[Dataset records]
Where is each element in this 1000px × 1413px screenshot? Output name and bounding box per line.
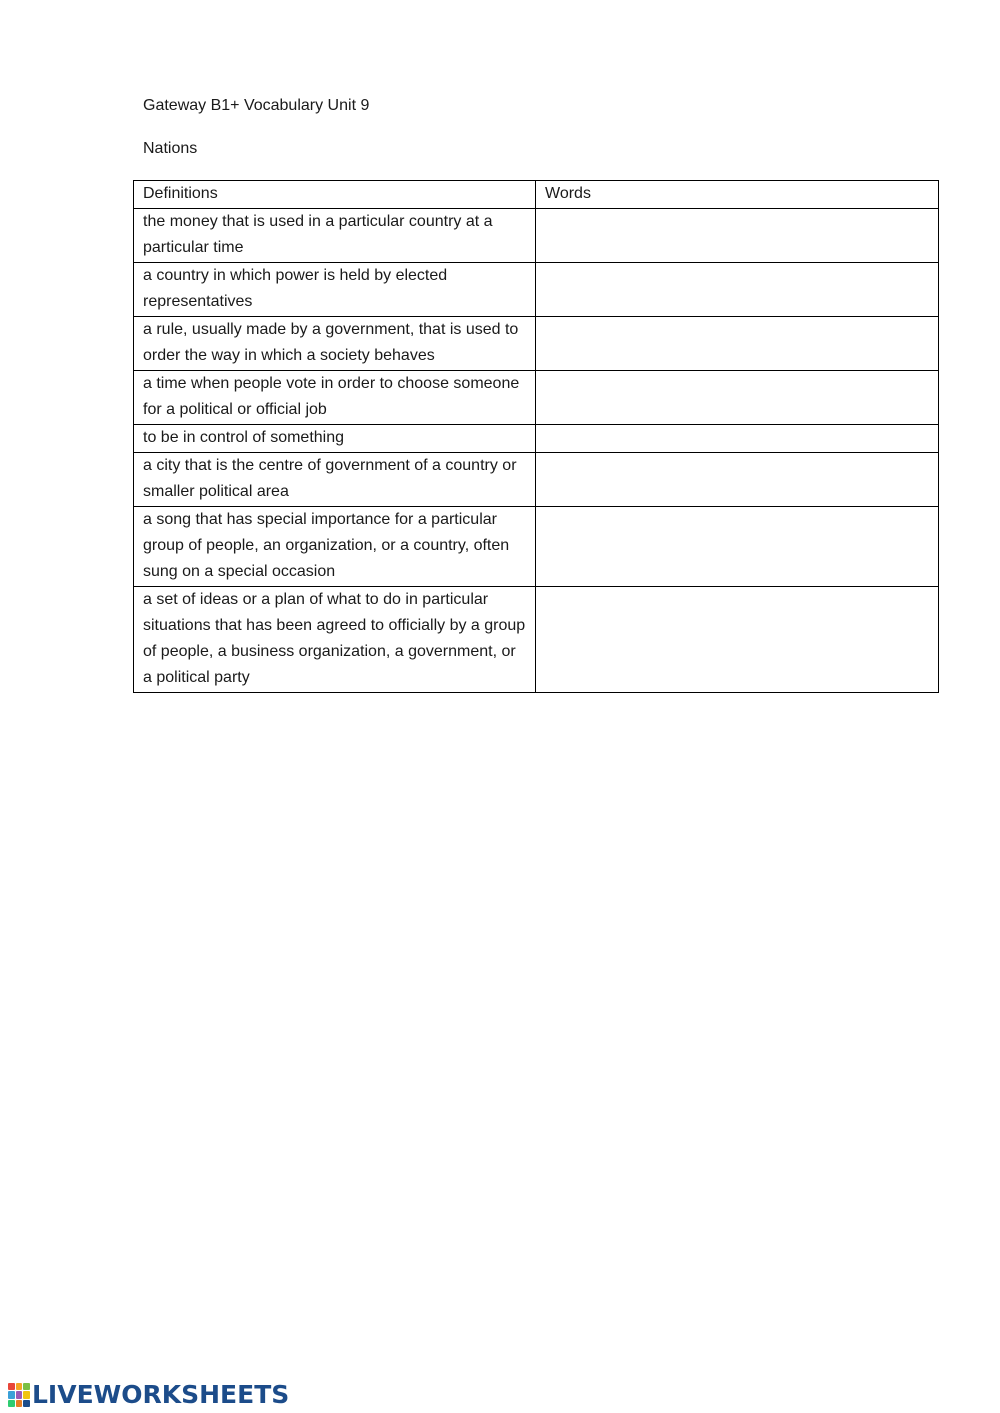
word-answer-input[interactable] — [536, 453, 938, 477]
definitions-header: Definitions — [134, 181, 536, 209]
word-cell — [536, 263, 939, 317]
logo-square — [23, 1391, 30, 1398]
logo-square — [8, 1391, 15, 1398]
word-answer-input[interactable] — [536, 263, 938, 287]
word-answer-input[interactable] — [536, 317, 938, 341]
page-subtitle: Nations — [143, 140, 198, 157]
table-row — [134, 587, 939, 693]
table-row — [134, 453, 939, 507]
word-answer-input[interactable] — [536, 209, 938, 233]
logo-square — [23, 1383, 30, 1390]
vocabulary-table — [133, 180, 939, 693]
table-row — [134, 371, 939, 425]
word-cell — [536, 209, 939, 263]
word-cell — [536, 587, 939, 693]
logo-square — [16, 1391, 23, 1398]
word-answer-input[interactable] — [536, 425, 938, 449]
liveworksheets-logo-icon — [8, 1383, 30, 1407]
brand-name: LIVEWORKSHEETS — [32, 1380, 290, 1409]
logo-square — [8, 1383, 15, 1390]
page-title: Gateway B1+ Vocabulary Unit 9 — [143, 97, 370, 114]
definition-cell: a time when people vote in order to choose someone for a political or official job — [134, 371, 536, 425]
definition-cell: the money that is used in a particular country at a particular time — [134, 209, 536, 263]
logo-square — [8, 1400, 15, 1407]
definition-cell: a set of ideas or a plan of what to do in particular situations that has been agreed to officially by a group of people, a business organization, a government, or a political party — [134, 587, 536, 693]
vocabulary-table-body — [134, 209, 939, 693]
word-cell — [536, 453, 939, 507]
definition-cell: a city that is the centre of government of a country or smaller political area — [134, 453, 536, 507]
logo-square — [16, 1383, 23, 1390]
table-row — [134, 209, 939, 263]
word-cell — [536, 425, 939, 453]
liveworksheets-brand — [8, 1380, 289, 1410]
table-row — [134, 263, 939, 317]
word-cell — [536, 507, 939, 587]
logo-square — [16, 1400, 23, 1407]
word-answer-input[interactable] — [536, 507, 938, 531]
table-row — [134, 425, 939, 453]
word-answer-input[interactable] — [536, 587, 938, 611]
table-row — [134, 317, 939, 371]
word-cell — [536, 371, 939, 425]
word-cell — [536, 317, 939, 371]
definition-cell: to be in control of something — [134, 425, 536, 453]
table-row — [134, 507, 939, 587]
word-answer-input[interactable] — [536, 371, 938, 395]
definition-cell: a rule, usually made by a government, that is used to order the way in which a society behaves — [134, 317, 536, 371]
words-header: Words — [536, 181, 939, 209]
definition-cell: a song that has special importance for a particular group of people, an organization, or a country, often sung on a special occasion — [134, 507, 536, 587]
table-header-row — [134, 181, 939, 209]
logo-square — [23, 1400, 30, 1407]
definition-cell: a country in which power is held by elected representatives — [134, 263, 536, 317]
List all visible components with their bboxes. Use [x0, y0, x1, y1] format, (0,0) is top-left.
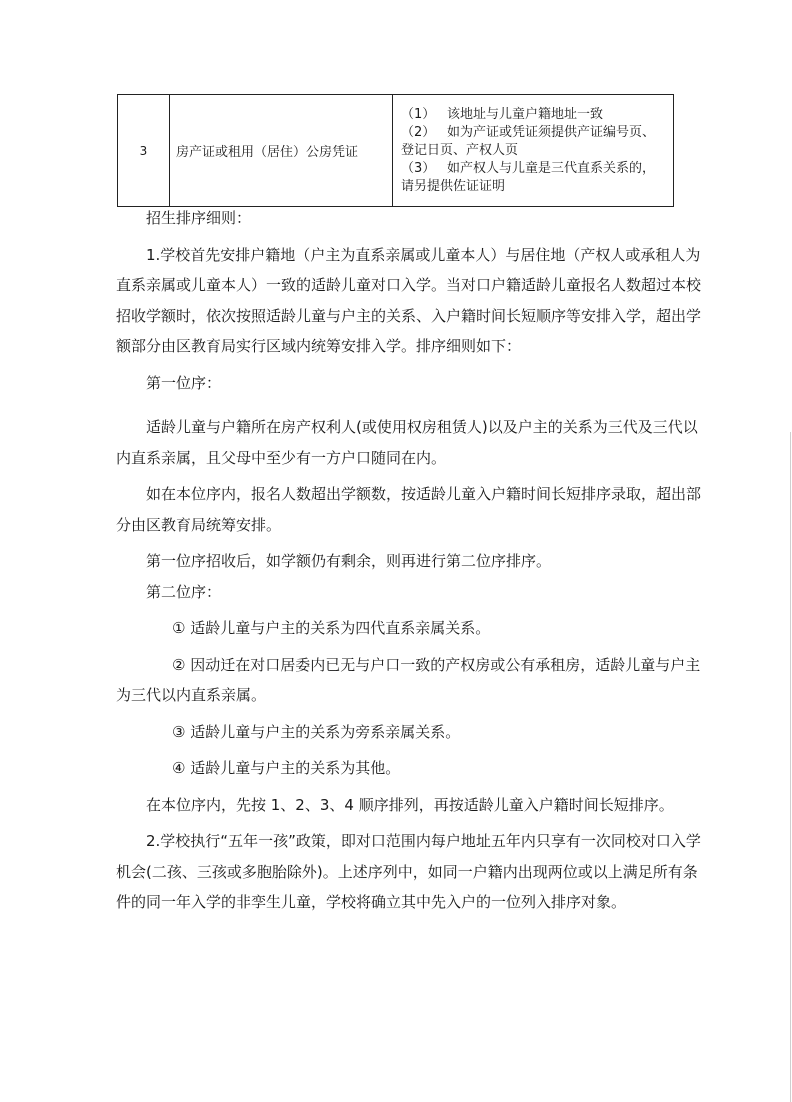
rank2-title: 第二位序： — [146, 582, 222, 601]
requirements-cell — [393, 95, 674, 207]
rank2-note: 在本位序内，先按 1、2、3、4 顺序排列，再按适龄儿童入户籍时间长短排序。 — [146, 795, 674, 814]
rank1-rule: 适龄儿童与户籍所在房产权利人(或使用权房租赁人)以及户主的关系为三代及三代以内直系亲属，且父母中至少有一方户口随同在内。 — [116, 418, 698, 467]
rank2-item-3: ③ 适龄儿童与户主的关系为旁系亲属关系。 — [172, 722, 461, 741]
rank2-item-1: ① 适龄儿童与户主的关系为四代直系亲属关系。 — [172, 619, 491, 637]
rank1-title: 第一位序： — [146, 373, 222, 392]
paragraph-1: 1.学校首先安排户籍地（户主为直系亲属或儿童本人）与居住地（产权人或承租人为直系亲属或儿童本人）一致的适龄儿童对口入学。当对口户籍适龄儿童报名人数超过本校招收学额时，依次按照适龄儿童与户主的关系、入户籍时间长短顺序等安排入学，超出学额部分由区教育局实行区域内统筹安排入学。排序细则如下： — [116, 245, 702, 355]
document-name: 房产证或租用（居住）公房凭证 — [170, 95, 393, 207]
requirement-item: （2） 如为产证或凭证须提供产证编号页、登记日页、产权人页 — [401, 124, 656, 158]
requirement-item: （1） 该地址与儿童户籍地址一致 — [401, 106, 604, 122]
paragraph-2: 2.学校执行“五年一孩”政策，即对口范围内每户地址五年内只享有一次同校对口入学机会(二孩、三孩或多胞胎除外)。上述序列中，如同一户籍内出现两位或以上满足所有条件的同一年入学的非孪生儿童，学校将确立其中先入户的一位列入排序对象。 — [116, 832, 701, 911]
body-text — [116, 203, 706, 918]
requirement-item: （3） 如产权人与儿童是三代直系关系的，请另提供佐证证明 — [401, 160, 656, 194]
page-edge-line — [790, 432, 791, 1102]
document-table — [117, 94, 674, 207]
rank2-item-4: ④ 适龄儿童与户主的关系为其他。 — [172, 759, 401, 777]
table-row — [118, 95, 674, 207]
section-heading: 招生排序细则： — [146, 209, 252, 227]
row-number: 3 — [118, 95, 170, 207]
rank1-remaining: 第一位序招收后，如学额仍有剩余，则再进行第二位序排序。 — [146, 552, 552, 570]
rank1-overflow: 如在本位序内，报名人数超出学额数，按适龄儿童入户籍时间长短排序录取，超出部分由区教育局统筹安排。 — [116, 485, 702, 534]
rank2-item-2: ② 因动迁在对口居委内已无与户口一致的产权房或公有承租房，适龄儿童与户主为三代以内直系亲属。 — [116, 655, 701, 704]
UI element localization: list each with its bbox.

Task prompt
Recast all of the material above as a Markdown table with the columns Row and Line. Give each line a row number, skip any blank lines, and leave the pictures out.

Problem solution
| Row | Line |
|---|---|
| 1 | Where is each element in this 1000px × 1413px screenshot? Output name and bounding box per line. |
| 2 | word-answer-input[interactable] — [536, 453, 938, 477] |
| 3 | definitions-header: Definitions — [134, 181, 536, 209] |
| 4 | word-cell — [536, 263, 939, 317] |
| 5 | logo-square — [23, 1391, 30, 1398] |
| 6 | logo-square — [8, 1391, 15, 1398] |
| 7 | word-answer-input[interactable] — [536, 263, 938, 287] |
| 8 | word-answer-input[interactable] — [536, 317, 938, 341] |
| 9 | page-subtitle: Nations — [143, 140, 198, 157] |
| 10 | table-row — [134, 587, 939, 693] |
| 11 | table-row — [134, 453, 939, 507] |
| 12 | word-answer-input[interactable] — [536, 209, 938, 233] |
| 13 | logo-square — [23, 1383, 30, 1390] |
| 14 | vocabulary-table — [133, 180, 939, 693] |
| 15 | table-row — [134, 371, 939, 425] |
| 16 | word-cell — [536, 209, 939, 263] |
| 17 | word-cell — [536, 587, 939, 693] |
| 18 | logo-square — [16, 1391, 23, 1398] |
| 19 | word-answer-input[interactable] — [536, 425, 938, 449] |
| 20 | liveworksheets-logo-icon — [8, 1383, 30, 1407] |
| 21 | brand-name: LIVEWORKSHEETS — [32, 1380, 290, 1409] |
| 22 | logo-square — [8, 1383, 15, 1390] |
| 23 | page-title: Gateway B1+ Vocabulary Unit 9 — [143, 97, 370, 114] |
| 24 | definition-cell: a time when people vote in order to choose someone for a political or official job — [134, 371, 536, 425] |
| 25 | definition-cell: the money that is used in a particular country at a particular time — [134, 209, 536, 263] |
| 26 | logo-square — [8, 1400, 15, 1407] |
| 27 | definition-cell: a set of ideas or a plan of what to do in particular situations that has been agreed to officially by a group of people, a business organization, a government, or a political party — [134, 587, 536, 693] |
| 28 | vocabulary-table-body — [134, 209, 939, 693] |
| 29 | word-cell — [536, 453, 939, 507] |
| 30 | definition-cell: a city that is the centre of government of a country or smaller political area — [134, 453, 536, 507] |
| 31 | logo-square — [16, 1383, 23, 1390] |
| 32 | table-row — [134, 209, 939, 263] |
| 33 | word-cell — [536, 425, 939, 453] |
| 34 | liveworksheets-brand — [8, 1380, 289, 1410] |
| 35 | table-row — [134, 263, 939, 317] |
| 36 | word-cell — [536, 507, 939, 587] |
| 37 | logo-square — [16, 1400, 23, 1407] |
| 38 | word-answer-input[interactable] — [536, 507, 938, 531] |
| 39 | table-row — [134, 425, 939, 453] |
| 40 | word-answer-input[interactable] — [536, 587, 938, 611] |
| 41 | table-row — [134, 317, 939, 371] |
| 42 | word-cell — [536, 371, 939, 425] |
| 43 | word-cell — [536, 317, 939, 371] |
| 44 | definition-cell: to be in control of something — [134, 425, 536, 453] |
| 45 | table-row — [134, 507, 939, 587] |
| 46 | word-answer-input[interactable] — [536, 371, 938, 395] |
| 47 | definition-cell: a rule, usually made by a government, that is used to order the way in which a society behaves — [134, 317, 536, 371] |
| 48 | words-header: Words — [536, 181, 939, 209] |
| 49 | definition-cell: a song that has special importance for a particular group of people, an organization, or a country, often sung on a special occasion — [134, 507, 536, 587] |
| 50 | table-header-row — [134, 181, 939, 209] |
| 51 | logo-square — [23, 1400, 30, 1407] |
| 52 | definition-cell: a country in which power is held by elected representatives — [134, 263, 536, 317] |
| 53 | List all visible components with their bboxes. Use [x0, y0, x1, y1] format, (0,0) is top-left. |
| 54 | rank2-title: 第二位序： — [146, 582, 222, 601] |
| 55 | requirements-cell — [393, 95, 674, 207] |
| 56 | rank2-note: 在本位序内，先按 1、2、3、4 顺序排列，再按适龄儿童入户籍时间长短排序。 — [146, 795, 674, 814] |
| 57 | rank1-rule: 适龄儿童与户籍所在房产权利人(或使用权房租赁人)以及户主的关系为三代及三代以内直系亲属，且父母中至少有一方户口随同在内。 — [116, 418, 698, 467] |
| 58 | rank2-item-3: ③ 适龄儿童与户主的关系为旁系亲属关系。 — [172, 722, 461, 741] |
| 59 | rank2-item-1: ① 适龄儿童与户主的关系为四代直系亲属关系。 — [172, 619, 491, 637] |
| 60 | rank1-title: 第一位序： — [146, 373, 222, 392] |
| 61 | paragraph-1: 1.学校首先安排户籍地（户主为直系亲属或儿童本人）与居住地（产权人或承租人为直系亲属或儿童本人）一致的适龄儿童对口入学。当对口户籍适龄儿童报名人数超过本校招收学额时，依次按照适龄儿童与户主的关系、入户籍时间长短顺序等安排入学，超出学额部分由区教育局实行区域内统筹安排入学。排序细则如下： — [116, 245, 702, 355] |
| 62 | document-name: 房产证或租用（居住）公房凭证 — [170, 95, 393, 207] |
| 63 | requirement-item: （2） 如为产证或凭证须提供产证编号页、登记日页、产权人页 — [401, 124, 656, 158] |
| 64 | requirement-item: （1） 该地址与儿童户籍地址一致 — [401, 106, 604, 122] |
| 65 | paragraph-2: 2.学校执行“五年一孩”政策，即对口范围内每户地址五年内只享有一次同校对口入学机会(二孩、三孩或多胞胎除外)。上述序列中，如同一户籍内出现两位或以上满足所有条件的同一年入学的非孪生儿童，学校将确立其中先入户的一位列入排序对象。 — [116, 832, 701, 911] |
| 66 | body-text — [116, 203, 706, 918] |
| 67 | requirement-item: （3） 如产权人与儿童是三代直系关系的，请另提供佐证证明 — [401, 160, 656, 194] |
| 68 | page-edge-line — [790, 432, 791, 1102] |
| 69 | document-table — [117, 94, 674, 207] |
| 70 | rank2-item-4: ④ 适龄儿童与户主的关系为其他。 — [172, 759, 401, 777] |
| 71 | table-row — [118, 95, 674, 207] |
| 72 | section-heading: 招生排序细则： — [146, 209, 252, 227] |
| 73 | row-number: 3 — [118, 95, 170, 207] |
| 74 | rank1-remaining: 第一位序招收后，如学额仍有剩余，则再进行第二位序排序。 — [146, 552, 552, 570] |
| 75 | rank1-overflow: 如在本位序内，报名人数超出学额数，按适龄儿童入户籍时间长短排序录取，超出部分由区教育局统筹安排。 — [116, 485, 702, 534] |
| 76 | rank2-item-2: ② 因动迁在对口居委内已无与户口一致的产权房或公有承租房，适龄儿童与户主为三代以内直系亲属。 — [116, 655, 701, 704] |
| 77 | UI element localization: list each with its bbox. |